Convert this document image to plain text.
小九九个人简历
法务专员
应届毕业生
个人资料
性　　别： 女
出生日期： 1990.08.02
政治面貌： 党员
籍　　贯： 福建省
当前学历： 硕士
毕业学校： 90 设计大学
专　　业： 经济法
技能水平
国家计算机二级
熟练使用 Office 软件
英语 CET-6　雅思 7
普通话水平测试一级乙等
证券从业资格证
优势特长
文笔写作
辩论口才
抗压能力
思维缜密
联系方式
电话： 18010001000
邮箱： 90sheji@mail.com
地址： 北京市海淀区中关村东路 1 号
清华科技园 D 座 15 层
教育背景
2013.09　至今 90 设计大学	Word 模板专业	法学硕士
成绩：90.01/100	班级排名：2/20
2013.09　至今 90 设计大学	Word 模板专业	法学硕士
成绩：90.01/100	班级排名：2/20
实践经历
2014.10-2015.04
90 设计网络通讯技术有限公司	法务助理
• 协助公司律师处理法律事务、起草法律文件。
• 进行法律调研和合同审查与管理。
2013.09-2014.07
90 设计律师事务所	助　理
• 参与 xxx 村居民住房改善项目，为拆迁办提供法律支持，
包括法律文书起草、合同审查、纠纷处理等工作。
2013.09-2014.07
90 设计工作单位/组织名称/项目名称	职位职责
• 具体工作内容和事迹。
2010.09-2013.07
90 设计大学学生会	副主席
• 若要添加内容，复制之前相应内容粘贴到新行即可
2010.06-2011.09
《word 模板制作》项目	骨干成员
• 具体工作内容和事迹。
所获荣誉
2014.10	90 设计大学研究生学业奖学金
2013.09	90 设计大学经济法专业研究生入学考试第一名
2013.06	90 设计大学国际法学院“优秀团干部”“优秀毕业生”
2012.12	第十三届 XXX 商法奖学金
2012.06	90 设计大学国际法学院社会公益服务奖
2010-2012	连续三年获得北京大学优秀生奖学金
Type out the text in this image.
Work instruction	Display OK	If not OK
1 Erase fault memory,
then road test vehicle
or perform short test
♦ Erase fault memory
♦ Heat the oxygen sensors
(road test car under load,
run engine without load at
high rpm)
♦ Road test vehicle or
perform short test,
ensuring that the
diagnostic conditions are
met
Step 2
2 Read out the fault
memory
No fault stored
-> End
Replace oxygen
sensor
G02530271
..............................
● TASK INSTRUCTIONS: The word "perform" may turn up on some lines of these records; say how many, with no other words.

● WRITTEN SOLUTION: 2